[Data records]
>>>>>

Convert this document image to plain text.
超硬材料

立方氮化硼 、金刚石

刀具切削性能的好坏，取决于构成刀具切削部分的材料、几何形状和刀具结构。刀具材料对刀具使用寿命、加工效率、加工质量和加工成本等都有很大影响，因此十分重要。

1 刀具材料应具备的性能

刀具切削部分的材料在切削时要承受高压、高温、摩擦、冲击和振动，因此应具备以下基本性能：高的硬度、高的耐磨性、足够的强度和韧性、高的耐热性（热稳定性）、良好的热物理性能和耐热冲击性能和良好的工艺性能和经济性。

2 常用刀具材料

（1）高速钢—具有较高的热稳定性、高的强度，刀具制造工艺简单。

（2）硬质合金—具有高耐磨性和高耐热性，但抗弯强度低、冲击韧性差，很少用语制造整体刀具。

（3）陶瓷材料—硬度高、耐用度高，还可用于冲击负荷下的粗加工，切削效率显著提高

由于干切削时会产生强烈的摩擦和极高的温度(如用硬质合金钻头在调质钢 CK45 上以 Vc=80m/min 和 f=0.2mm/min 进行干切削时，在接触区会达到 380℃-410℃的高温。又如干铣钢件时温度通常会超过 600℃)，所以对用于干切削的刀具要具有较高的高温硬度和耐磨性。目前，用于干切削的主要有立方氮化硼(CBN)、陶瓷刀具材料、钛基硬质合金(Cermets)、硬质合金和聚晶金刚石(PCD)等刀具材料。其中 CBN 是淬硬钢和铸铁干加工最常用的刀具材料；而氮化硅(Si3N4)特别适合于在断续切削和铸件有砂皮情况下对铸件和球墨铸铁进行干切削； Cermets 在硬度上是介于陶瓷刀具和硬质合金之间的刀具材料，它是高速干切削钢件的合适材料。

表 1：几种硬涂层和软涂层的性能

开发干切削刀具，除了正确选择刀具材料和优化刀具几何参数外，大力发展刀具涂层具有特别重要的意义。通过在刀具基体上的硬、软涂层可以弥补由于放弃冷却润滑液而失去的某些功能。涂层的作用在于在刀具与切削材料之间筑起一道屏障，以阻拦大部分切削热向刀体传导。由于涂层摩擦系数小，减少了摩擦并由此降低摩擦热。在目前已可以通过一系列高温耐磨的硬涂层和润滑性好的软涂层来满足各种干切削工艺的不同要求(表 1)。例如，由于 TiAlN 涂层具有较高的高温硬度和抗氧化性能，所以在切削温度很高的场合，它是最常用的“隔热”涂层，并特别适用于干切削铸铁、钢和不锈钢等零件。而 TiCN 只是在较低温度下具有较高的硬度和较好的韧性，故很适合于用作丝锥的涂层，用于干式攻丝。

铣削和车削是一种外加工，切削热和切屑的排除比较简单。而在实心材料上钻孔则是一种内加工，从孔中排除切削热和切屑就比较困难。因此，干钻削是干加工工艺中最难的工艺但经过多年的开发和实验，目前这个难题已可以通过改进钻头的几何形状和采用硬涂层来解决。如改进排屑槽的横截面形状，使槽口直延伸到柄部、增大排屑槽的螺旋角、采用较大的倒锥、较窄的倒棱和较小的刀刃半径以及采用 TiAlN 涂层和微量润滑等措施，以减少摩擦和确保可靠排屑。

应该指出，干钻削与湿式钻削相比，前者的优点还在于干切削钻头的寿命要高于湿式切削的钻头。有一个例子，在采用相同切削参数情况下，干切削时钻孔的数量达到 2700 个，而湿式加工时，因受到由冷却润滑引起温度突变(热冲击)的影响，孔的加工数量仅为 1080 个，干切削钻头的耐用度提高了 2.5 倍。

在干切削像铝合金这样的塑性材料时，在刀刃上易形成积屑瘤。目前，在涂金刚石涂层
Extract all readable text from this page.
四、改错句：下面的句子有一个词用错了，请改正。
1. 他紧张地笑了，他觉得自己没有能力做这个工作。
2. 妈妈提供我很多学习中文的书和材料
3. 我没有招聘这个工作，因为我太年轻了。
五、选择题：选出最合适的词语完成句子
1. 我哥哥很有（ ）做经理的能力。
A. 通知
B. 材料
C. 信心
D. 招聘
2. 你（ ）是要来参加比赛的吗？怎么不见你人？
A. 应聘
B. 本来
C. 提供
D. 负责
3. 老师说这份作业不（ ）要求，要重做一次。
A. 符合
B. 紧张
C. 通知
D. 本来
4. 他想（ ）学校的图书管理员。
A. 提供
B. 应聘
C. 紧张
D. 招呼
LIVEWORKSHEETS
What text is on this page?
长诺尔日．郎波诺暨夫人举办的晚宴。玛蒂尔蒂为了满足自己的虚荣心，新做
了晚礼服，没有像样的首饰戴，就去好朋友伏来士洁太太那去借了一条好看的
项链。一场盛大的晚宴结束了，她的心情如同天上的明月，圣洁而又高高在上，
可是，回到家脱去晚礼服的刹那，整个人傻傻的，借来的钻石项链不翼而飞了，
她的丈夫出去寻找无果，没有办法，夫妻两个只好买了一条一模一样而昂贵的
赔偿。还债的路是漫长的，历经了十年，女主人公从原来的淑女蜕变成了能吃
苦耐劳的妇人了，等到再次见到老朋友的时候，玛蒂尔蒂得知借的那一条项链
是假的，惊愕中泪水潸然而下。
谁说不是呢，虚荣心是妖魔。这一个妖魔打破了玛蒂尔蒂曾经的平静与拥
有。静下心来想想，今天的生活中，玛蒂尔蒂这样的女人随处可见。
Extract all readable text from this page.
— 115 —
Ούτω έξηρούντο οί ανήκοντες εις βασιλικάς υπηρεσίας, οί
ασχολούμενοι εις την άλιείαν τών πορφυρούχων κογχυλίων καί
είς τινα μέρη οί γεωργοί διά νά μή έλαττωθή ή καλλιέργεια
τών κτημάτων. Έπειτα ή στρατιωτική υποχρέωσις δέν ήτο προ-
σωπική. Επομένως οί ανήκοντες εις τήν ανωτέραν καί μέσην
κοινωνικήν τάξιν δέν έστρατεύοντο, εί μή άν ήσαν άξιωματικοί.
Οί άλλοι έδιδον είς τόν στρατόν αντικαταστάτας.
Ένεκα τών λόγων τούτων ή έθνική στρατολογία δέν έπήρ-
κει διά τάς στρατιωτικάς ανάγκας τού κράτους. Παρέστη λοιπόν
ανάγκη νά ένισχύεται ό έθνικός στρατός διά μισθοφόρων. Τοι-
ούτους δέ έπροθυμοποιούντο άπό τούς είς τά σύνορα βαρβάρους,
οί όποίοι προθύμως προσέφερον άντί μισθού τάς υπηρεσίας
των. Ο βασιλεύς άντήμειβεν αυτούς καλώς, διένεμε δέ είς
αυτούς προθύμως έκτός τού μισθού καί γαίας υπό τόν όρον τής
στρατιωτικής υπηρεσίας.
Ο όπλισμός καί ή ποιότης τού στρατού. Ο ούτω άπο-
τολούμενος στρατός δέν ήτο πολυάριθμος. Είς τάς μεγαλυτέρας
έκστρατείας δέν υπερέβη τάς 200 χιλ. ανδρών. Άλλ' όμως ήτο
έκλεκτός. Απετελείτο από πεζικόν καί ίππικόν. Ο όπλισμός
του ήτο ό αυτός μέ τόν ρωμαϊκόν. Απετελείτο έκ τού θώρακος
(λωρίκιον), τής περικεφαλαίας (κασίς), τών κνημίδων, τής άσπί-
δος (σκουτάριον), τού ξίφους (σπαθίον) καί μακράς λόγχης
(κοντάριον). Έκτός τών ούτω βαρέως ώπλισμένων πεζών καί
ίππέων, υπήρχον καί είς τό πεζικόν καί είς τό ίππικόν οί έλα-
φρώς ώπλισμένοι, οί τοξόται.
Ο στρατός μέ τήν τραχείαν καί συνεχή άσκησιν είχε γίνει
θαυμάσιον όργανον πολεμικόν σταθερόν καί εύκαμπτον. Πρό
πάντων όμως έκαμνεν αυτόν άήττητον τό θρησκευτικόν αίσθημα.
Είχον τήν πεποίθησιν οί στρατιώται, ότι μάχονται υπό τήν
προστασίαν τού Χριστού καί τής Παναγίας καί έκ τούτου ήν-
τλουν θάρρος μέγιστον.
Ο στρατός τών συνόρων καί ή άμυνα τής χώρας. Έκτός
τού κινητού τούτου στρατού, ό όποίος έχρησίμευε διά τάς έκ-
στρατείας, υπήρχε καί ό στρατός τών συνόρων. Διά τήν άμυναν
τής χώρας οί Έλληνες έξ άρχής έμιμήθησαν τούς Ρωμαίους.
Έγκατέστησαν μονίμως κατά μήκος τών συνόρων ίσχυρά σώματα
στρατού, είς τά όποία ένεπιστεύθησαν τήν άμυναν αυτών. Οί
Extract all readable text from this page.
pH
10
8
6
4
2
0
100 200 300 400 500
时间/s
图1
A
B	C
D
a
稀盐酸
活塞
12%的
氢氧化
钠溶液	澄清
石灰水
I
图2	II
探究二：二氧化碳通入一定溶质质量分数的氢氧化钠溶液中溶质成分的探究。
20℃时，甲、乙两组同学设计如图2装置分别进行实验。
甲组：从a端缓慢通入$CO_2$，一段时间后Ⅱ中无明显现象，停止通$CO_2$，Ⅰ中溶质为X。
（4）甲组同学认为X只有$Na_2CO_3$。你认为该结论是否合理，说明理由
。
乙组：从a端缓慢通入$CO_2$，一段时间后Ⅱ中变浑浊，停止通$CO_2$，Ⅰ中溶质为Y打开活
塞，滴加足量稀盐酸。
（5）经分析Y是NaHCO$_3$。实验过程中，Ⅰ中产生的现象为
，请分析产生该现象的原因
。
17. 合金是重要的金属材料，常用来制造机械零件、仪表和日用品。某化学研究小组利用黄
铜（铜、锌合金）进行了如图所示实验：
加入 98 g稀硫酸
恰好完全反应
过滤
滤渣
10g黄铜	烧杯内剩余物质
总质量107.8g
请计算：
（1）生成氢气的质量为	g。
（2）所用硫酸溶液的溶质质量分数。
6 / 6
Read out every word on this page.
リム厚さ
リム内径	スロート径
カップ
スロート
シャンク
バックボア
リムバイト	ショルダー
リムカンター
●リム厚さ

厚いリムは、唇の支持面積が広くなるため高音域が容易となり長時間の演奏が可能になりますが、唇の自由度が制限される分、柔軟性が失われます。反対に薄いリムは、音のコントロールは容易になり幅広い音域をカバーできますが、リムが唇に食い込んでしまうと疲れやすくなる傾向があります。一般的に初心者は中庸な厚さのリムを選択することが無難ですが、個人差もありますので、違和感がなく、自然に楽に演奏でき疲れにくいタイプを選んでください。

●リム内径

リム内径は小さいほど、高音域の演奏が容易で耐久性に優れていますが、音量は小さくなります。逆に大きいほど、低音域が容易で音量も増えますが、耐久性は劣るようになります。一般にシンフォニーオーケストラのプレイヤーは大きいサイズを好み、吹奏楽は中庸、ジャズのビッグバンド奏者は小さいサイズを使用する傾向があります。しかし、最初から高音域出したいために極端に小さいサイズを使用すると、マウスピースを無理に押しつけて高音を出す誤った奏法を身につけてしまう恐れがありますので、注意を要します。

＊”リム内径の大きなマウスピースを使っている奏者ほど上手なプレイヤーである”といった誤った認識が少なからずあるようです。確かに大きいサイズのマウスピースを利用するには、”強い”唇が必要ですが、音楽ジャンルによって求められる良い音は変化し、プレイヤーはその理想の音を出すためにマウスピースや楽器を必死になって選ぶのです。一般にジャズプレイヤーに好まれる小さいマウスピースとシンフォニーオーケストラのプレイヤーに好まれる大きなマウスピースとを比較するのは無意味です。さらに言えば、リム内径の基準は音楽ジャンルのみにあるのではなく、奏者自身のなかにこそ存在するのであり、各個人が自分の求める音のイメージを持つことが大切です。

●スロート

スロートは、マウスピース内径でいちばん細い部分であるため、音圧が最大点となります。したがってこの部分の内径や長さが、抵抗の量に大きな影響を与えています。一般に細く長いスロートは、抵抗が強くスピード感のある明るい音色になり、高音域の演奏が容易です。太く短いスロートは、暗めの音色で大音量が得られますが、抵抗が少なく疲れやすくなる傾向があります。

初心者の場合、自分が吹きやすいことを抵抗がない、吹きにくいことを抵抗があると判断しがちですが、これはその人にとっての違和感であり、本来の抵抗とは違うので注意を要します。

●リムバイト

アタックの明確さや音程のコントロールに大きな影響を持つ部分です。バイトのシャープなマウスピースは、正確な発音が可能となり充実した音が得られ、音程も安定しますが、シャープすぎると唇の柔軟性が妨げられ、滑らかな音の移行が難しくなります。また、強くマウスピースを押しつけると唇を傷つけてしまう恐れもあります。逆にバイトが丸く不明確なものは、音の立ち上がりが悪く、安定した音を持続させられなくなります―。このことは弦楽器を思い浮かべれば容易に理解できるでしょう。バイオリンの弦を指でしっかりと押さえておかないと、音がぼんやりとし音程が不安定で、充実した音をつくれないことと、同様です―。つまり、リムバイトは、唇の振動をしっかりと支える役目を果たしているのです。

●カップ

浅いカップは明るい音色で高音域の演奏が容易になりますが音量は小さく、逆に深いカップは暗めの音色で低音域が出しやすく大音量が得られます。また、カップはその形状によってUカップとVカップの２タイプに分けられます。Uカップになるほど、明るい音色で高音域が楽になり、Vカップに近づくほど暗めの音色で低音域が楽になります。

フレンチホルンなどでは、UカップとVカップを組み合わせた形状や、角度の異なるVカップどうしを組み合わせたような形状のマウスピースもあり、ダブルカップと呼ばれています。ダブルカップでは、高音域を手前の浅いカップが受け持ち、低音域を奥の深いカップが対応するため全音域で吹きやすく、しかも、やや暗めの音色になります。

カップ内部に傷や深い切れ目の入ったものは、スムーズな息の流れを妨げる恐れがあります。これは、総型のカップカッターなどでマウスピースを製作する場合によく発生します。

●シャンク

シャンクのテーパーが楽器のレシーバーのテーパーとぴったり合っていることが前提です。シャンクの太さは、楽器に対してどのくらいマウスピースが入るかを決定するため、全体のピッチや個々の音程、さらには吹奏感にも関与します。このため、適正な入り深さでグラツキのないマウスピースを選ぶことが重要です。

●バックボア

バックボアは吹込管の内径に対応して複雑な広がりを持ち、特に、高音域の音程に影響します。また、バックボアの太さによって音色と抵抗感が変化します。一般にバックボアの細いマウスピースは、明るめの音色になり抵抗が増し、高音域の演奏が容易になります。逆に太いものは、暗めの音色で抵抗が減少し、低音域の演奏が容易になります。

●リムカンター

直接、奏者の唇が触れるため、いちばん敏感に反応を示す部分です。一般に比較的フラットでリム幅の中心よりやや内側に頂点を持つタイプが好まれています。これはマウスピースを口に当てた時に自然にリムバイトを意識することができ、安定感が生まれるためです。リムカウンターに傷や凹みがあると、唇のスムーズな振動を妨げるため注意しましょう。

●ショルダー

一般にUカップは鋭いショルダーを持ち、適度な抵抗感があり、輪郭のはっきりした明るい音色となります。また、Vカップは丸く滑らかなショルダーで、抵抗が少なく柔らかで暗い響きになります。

<<<<<

● WHAT YOU HAVE TO DO
Search the data above for the string "στρατός" and copy each line that has it.

● ANSWER TO THIS TASK
ανάγκη νά ένισχύεται ό έθνικός στρατός διά μισθοφόρων. Τοι-
τολούμενος στρατός δέν ήτο πολυάριθμος. Είς τάς μεγαλυτέρας
Ο στρατός μέ τήν τραχείαν καί συνεχή άσκησιν είχε γίνει
Ο στρατός τών συνόρων καί ή άμυνα τής χώρας. Έκτός
στρατείας, υπήρχε καί ό στρατός τών συνόρων. Διά τήν άμυναν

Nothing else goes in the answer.